▶ **SET TASK**: Set every record down verbatim and omit the pictures.
·····
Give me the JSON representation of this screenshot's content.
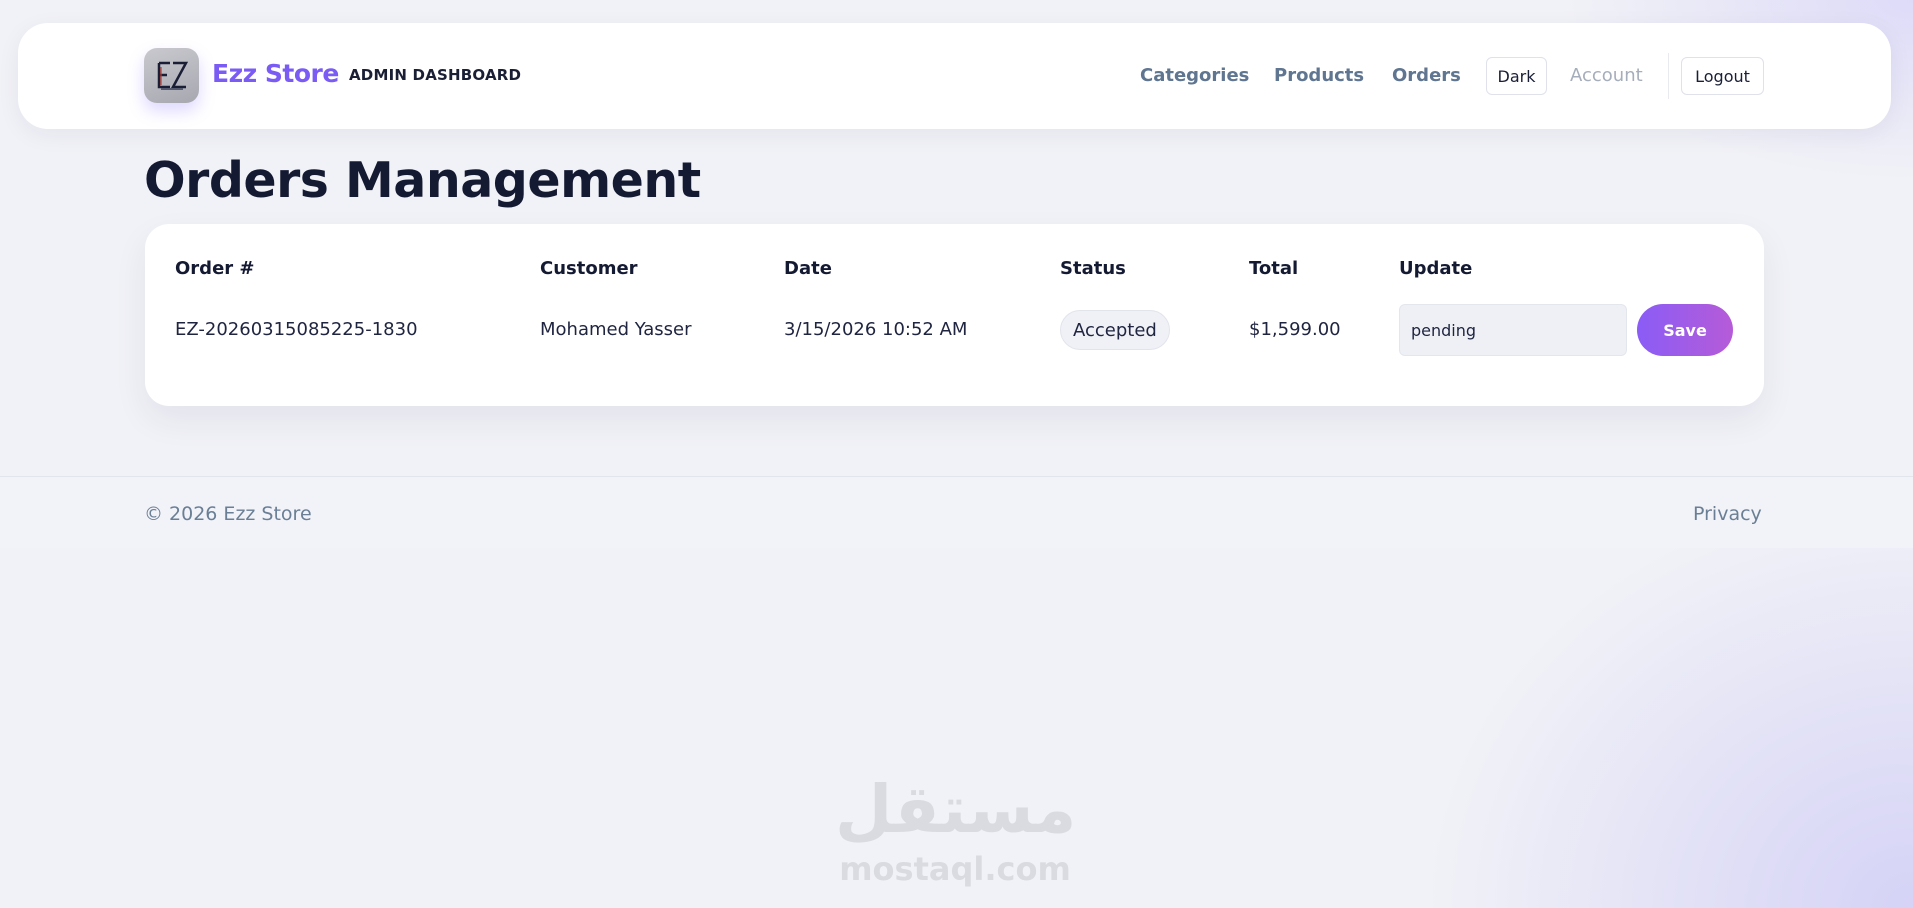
{
  "header": {
    "brand_name": "Ezz Store",
    "admin_badge": "ADMIN DASHBOARD",
    "logo_text": "EZ",
    "nav": {
      "categories": "Categories",
      "products": "Products",
      "orders": "Orders",
      "theme_toggle": "Dark",
      "account": "Account",
      "logout": "Logout"
    }
  },
  "page": {
    "title": "Orders Management"
  },
  "orders_table": {
    "columns": [
      "Order #",
      "Customer",
      "Date",
      "Status",
      "Total",
      "Update"
    ],
    "rows": [
      {
        "order_number": "EZ-20260315085225-1830",
        "customer": "Mohamed Yasser",
        "date": "3/15/2026 10:52 AM",
        "status": "Accepted",
        "total": "$1,599.00",
        "update_value": "pending",
        "save_label": "Save"
      }
    ]
  },
  "footer": {
    "copyright": "© 2026 Ezz Store",
    "privacy": "Privacy"
  },
  "watermark": {
    "arabic": "مستقل",
    "latin": "mostaql.com"
  },
  "colors": {
    "brand": "#7a5cf4",
    "nav_text": "#5f7590",
    "save_gradient_start": "#8a5cf6",
    "save_gradient_end": "#b65bd8",
    "background": "#f1f2f7"
  }
}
·····
▶ **COMPLETE RESPONSE**:
Give me the JSON representation of this screenshot's content.
{
  "header": {
    "brand_name": "Ezz Store",
    "admin_badge": "ADMIN DASHBOARD",
    "logo_text": "EZ",
    "nav": {
      "categories": "Categories",
      "products": "Products",
      "orders": "Orders",
      "theme_toggle": "Dark",
      "account": "Account",
      "logout": "Logout"
    }
  },
  "page": {
    "title": "Orders Management"
  },
  "orders_table": {
    "columns": [
      "Order #",
      "Customer",
      "Date",
      "Status",
      "Total",
      "Update"
    ],
    "rows": [
      {
        "order_number": "EZ-20260315085225-1830",
        "customer": "Mohamed Yasser",
        "date": "3/15/2026 10:52 AM",
        "status": "Accepted",
        "total": "$1,599.00",
        "update_value": "pending",
        "save_label": "Save"
      }
    ]
  },
  "footer": {
    "copyright": "© 2026 Ezz Store",
    "privacy": "Privacy"
  },
  "watermark": {
    "arabic": "مستقل",
    "latin": "mostaql.com"
  },
  "colors": {
    "brand": "#7a5cf4",
    "nav_text": "#5f7590",
    "save_gradient_start": "#8a5cf6",
    "save_gradient_end": "#b65bd8",
    "background": "#f1f2f7"
  }
}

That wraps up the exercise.